**EXERCISE TASK:** Print the data that follows exactly.

**Dataset items:**
┄┄┄┄┄┄┄┄┄┄
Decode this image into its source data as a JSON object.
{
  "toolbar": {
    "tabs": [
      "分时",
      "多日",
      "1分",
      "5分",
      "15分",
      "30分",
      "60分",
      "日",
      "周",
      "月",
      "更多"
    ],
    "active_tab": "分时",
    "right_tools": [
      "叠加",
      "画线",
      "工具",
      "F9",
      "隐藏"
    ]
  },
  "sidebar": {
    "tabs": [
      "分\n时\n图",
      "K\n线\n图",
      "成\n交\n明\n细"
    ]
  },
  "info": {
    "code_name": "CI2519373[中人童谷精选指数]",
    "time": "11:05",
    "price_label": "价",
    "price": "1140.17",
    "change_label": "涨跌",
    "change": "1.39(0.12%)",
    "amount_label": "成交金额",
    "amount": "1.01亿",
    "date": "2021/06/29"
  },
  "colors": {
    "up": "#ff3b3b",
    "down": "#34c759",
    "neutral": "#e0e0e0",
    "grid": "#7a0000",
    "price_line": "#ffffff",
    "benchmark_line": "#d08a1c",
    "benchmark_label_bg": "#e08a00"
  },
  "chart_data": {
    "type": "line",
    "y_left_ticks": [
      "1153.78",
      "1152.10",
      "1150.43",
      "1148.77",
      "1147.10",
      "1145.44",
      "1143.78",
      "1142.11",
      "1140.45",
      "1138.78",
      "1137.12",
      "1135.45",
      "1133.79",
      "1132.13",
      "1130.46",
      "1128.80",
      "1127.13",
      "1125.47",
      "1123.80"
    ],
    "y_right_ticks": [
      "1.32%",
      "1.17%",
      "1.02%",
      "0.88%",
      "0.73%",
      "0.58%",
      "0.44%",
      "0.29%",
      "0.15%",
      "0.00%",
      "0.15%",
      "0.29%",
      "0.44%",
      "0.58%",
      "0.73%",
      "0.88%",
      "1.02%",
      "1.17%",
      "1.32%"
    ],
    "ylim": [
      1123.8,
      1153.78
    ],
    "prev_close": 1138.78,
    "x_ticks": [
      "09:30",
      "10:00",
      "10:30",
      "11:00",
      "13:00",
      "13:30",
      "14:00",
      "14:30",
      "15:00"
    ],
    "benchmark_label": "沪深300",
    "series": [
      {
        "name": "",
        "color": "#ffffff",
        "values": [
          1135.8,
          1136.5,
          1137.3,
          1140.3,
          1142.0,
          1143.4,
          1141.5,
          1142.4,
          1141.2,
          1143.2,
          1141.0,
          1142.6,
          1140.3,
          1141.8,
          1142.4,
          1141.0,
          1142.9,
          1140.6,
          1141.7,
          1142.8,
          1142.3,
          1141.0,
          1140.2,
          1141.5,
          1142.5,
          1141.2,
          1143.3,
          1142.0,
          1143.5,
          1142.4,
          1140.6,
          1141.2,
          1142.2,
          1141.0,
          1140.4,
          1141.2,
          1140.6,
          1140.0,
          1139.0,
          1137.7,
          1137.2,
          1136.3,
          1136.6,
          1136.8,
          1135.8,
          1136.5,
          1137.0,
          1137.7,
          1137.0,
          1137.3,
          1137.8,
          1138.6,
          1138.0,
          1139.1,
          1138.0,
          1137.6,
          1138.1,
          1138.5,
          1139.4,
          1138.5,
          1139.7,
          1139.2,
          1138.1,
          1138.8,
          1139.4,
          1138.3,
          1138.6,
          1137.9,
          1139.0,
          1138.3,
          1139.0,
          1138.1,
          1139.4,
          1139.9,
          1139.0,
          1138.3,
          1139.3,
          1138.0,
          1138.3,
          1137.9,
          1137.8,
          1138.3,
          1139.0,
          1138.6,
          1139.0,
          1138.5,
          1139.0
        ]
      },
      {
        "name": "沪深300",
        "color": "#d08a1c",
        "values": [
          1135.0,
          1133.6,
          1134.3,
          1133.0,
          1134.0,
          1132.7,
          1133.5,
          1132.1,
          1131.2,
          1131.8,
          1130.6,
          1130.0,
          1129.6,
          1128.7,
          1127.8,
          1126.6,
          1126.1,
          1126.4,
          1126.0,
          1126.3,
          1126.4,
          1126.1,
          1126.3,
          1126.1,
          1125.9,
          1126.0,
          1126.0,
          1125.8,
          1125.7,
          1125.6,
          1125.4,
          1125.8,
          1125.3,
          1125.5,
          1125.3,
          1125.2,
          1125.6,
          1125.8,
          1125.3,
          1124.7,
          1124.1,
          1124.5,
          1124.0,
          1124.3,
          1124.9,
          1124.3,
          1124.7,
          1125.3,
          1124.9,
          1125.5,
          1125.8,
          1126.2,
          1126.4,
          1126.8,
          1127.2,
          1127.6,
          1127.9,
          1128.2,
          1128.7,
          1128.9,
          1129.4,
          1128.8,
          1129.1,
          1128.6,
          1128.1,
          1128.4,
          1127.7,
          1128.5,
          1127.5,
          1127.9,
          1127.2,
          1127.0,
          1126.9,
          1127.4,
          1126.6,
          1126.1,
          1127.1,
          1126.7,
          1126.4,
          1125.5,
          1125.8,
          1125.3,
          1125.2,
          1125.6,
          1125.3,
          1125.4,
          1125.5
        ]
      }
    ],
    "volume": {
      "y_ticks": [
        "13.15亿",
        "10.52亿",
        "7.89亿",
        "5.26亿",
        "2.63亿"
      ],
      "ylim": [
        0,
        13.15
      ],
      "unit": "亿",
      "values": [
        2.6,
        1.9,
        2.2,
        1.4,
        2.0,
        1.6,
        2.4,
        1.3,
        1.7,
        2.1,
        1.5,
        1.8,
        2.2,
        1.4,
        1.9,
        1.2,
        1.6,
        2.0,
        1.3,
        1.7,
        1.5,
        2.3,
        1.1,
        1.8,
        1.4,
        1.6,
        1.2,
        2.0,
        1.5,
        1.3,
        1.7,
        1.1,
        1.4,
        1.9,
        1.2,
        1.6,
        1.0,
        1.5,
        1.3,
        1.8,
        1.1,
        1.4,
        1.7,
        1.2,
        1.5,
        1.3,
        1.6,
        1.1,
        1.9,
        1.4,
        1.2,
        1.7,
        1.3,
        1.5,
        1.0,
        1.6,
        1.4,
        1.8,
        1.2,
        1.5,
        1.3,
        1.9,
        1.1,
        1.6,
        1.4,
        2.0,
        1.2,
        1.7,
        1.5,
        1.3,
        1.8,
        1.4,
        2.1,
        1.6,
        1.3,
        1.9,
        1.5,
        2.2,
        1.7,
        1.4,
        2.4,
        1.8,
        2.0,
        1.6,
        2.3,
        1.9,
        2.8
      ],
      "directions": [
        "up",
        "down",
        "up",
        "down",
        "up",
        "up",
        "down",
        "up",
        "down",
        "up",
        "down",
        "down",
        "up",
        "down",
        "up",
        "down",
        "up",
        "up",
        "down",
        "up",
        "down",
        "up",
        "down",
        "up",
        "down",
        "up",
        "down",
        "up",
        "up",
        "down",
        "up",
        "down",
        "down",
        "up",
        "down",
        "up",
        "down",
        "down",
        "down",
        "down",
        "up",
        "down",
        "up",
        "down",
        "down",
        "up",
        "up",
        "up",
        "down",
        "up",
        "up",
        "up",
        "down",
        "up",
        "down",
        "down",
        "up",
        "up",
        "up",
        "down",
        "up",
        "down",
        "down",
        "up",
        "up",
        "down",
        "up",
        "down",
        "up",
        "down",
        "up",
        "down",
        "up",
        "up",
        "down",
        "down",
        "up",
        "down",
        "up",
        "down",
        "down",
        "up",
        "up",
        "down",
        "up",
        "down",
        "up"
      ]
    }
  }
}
┄┄┄┄┄┄┄┄┄┄
**CORRECT OUTPUT:**
Decode this image into its source data as a JSON object.
{
  "toolbar": {
    "tabs": [
      "分时",
      "多日",
      "1分",
      "5分",
      "15分",
      "30分",
      "60分",
      "日",
      "周",
      "月",
      "更多"
    ],
    "active_tab": "分时",
    "right_tools": [
      "叠加",
      "画线",
      "工具",
      "F9",
      "隐藏"
    ]
  },
  "sidebar": {
    "tabs": [
      "分\n时\n图",
      "K\n线\n图",
      "成\n交\n明\n细"
    ]
  },
  "info": {
    "code_name": "CI2519373[中人童谷精选指数]",
    "time": "11:05",
    "price_label": "价",
    "price": "1140.17",
    "change_label": "涨跌",
    "change": "1.39(0.12%)",
    "amount_label": "成交金额",
    "amount": "1.01亿",
    "date": "2021/06/29"
  },
  "colors": {
    "up": "#ff3b3b",
    "down": "#34c759",
    "neutral": "#e0e0e0",
    "grid": "#7a0000",
    "price_line": "#ffffff",
    "benchmark_line": "#d08a1c",
    "benchmark_label_bg": "#e08a00"
  },
  "chart_data": {
    "type": "line",
    "y_left_ticks": [
      "1153.78",
      "1152.10",
      "1150.43",
      "1148.77",
      "1147.10",
      "1145.44",
      "1143.78",
      "1142.11",
      "1140.45",
      "1138.78",
      "1137.12",
      "1135.45",
      "1133.79",
      "1132.13",
      "1130.46",
      "1128.80",
      "1127.13",
      "1125.47",
      "1123.80"
    ],
    "y_right_ticks": [
      "1.32%",
      "1.17%",
      "1.02%",
      "0.88%",
      "0.73%",
      "0.58%",
      "0.44%",
      "0.29%",
      "0.15%",
      "0.00%",
      "0.15%",
      "0.29%",
      "0.44%",
      "0.58%",
      "0.73%",
      "0.88%",
      "1.02%",
      "1.17%",
      "1.32%"
    ],
    "ylim": [
      1123.8,
      1153.78
    ],
    "prev_close": 1138.78,
    "x_ticks": [
      "09:30",
      "10:00",
      "10:30",
      "11:00",
      "13:00",
      "13:30",
      "14:00",
      "14:30",
      "15:00"
    ],
    "benchmark_label": "沪深300",
    "series": [
      {
        "name": "",
        "color": "#ffffff",
        "values": [
          1135.8,
          1136.5,
          1137.3,
          1140.3,
          1142.0,
          1143.4,
          1141.5,
          1142.4,
          1141.2,
          1143.2,
          1141.0,
          1142.6,
          1140.3,
          1141.8,
          1142.4,
          1141.0,
          1142.9,
          1140.6,
          1141.7,
          1142.8,
          1142.3,
          1141.0,
          1140.2,
          1141.5,
          1142.5,
          1141.2,
          1143.3,
          1142.0,
          1143.5,
          1142.4,
          1140.6,
          1141.2,
          1142.2,
          1141.0,
          1140.4,
          1141.2,
          1140.6,
          1140.0,
          1139.0,
          1137.7,
          1137.2,
          1136.3,
          1136.6,
          1136.8,
          1135.8,
          1136.5,
          1137.0,
          1137.7,
          1137.0,
          1137.3,
          1137.8,
          1138.6,
          1138.0,
          1139.1,
          1138.0,
          1137.6,
          1138.1,
          1138.5,
          1139.4,
          1138.5,
          1139.7,
          1139.2,
          1138.1,
          1138.8,
          1139.4,
          1138.3,
          1138.6,
          1137.9,
          1139.0,
          1138.3,
          1139.0,
          1138.1,
          1139.4,
          1139.9,
          1139.0,
          1138.3,
          1139.3,
          1138.0,
          1138.3,
          1137.9,
          1137.8,
          1138.3,
          1139.0,
          1138.6,
          1139.0,
          1138.5,
          1139.0
        ]
      },
      {
        "name": "沪深300",
        "color": "#d08a1c",
        "values": [
          1135.0,
          1133.6,
          1134.3,
          1133.0,
          1134.0,
          1132.7,
          1133.5,
          1132.1,
          1131.2,
          1131.8,
          1130.6,
          1130.0,
          1129.6,
          1128.7,
          1127.8,
          1126.6,
          1126.1,
          1126.4,
          1126.0,
          1126.3,
          1126.4,
          1126.1,
          1126.3,
          1126.1,
          1125.9,
          1126.0,
          1126.0,
          1125.8,
          1125.7,
          1125.6,
          1125.4,
          1125.8,
          1125.3,
          1125.5,
          1125.3,
          1125.2,
          1125.6,
          1125.8,
          1125.3,
          1124.7,
          1124.1,
          1124.5,
          1124.0,
          1124.3,
          1124.9,
          1124.3,
          1124.7,
          1125.3,
          1124.9,
          1125.5,
          1125.8,
          1126.2,
          1126.4,
          1126.8,
          1127.2,
          1127.6,
          1127.9,
          1128.2,
          1128.7,
          1128.9,
          1129.4,
          1128.8,
          1129.1,
          1128.6,
          1128.1,
          1128.4,
          1127.7,
          1128.5,
          1127.5,
          1127.9,
          1127.2,
          1127.0,
          1126.9,
          1127.4,
          1126.6,
          1126.1,
          1127.1,
          1126.7,
          1126.4,
          1125.5,
          1125.8,
          1125.3,
          1125.2,
          1125.6,
          1125.3,
          1125.4,
          1125.5
        ]
      }
    ],
    "volume": {
      "y_ticks": [
        "13.15亿",
        "10.52亿",
        "7.89亿",
        "5.26亿",
        "2.63亿"
      ],
      "ylim": [
        0,
        13.15
      ],
      "unit": "亿",
      "values": [
        2.6,
        1.9,
        2.2,
        1.4,
        2.0,
        1.6,
        2.4,
        1.3,
        1.7,
        2.1,
        1.5,
        1.8,
        2.2,
        1.4,
        1.9,
        1.2,
        1.6,
        2.0,
        1.3,
        1.7,
        1.5,
        2.3,
        1.1,
        1.8,
        1.4,
        1.6,
        1.2,
        2.0,
        1.5,
        1.3,
        1.7,
        1.1,
        1.4,
        1.9,
        1.2,
        1.6,
        1.0,
        1.5,
        1.3,
        1.8,
        1.1,
        1.4,
        1.7,
        1.2,
        1.5,
        1.3,
        1.6,
        1.1,
        1.9,
        1.4,
        1.2,
        1.7,
        1.3,
        1.5,
        1.0,
        1.6,
        1.4,
        1.8,
        1.2,
        1.5,
        1.3,
        1.9,
        1.1,
        1.6,
        1.4,
        2.0,
        1.2,
        1.7,
        1.5,
        1.3,
        1.8,
        1.4,
        2.1,
        1.6,
        1.3,
        1.9,
        1.5,
        2.2,
        1.7,
        1.4,
        2.4,
        1.8,
        2.0,
        1.6,
        2.3,
        1.9,
        2.8
      ],
      "directions": [
        "up",
        "down",
        "up",
        "down",
        "up",
        "up",
        "down",
        "up",
        "down",
        "up",
        "down",
        "down",
        "up",
        "down",
        "up",
        "down",
        "up",
        "up",
        "down",
        "up",
        "down",
        "up",
        "down",
        "up",
        "down",
        "up",
        "down",
        "up",
        "up",
        "down",
        "up",
        "down",
        "down",
        "up",
        "down",
        "up",
        "down",
        "down",
        "down",
        "down",
        "up",
        "down",
        "up",
        "down",
        "down",
        "up",
        "up",
        "up",
        "down",
        "up",
        "up",
        "up",
        "down",
        "up",
        "down",
        "down",
        "up",
        "up",
        "up",
        "down",
        "up",
        "down",
        "down",
        "up",
        "up",
        "down",
        "up",
        "down",
        "up",
        "down",
        "up",
        "down",
        "up",
        "up",
        "down",
        "down",
        "up",
        "down",
        "up",
        "down",
        "down",
        "up",
        "up",
        "down",
        "up",
        "down",
        "up"
      ]
    }
  }
}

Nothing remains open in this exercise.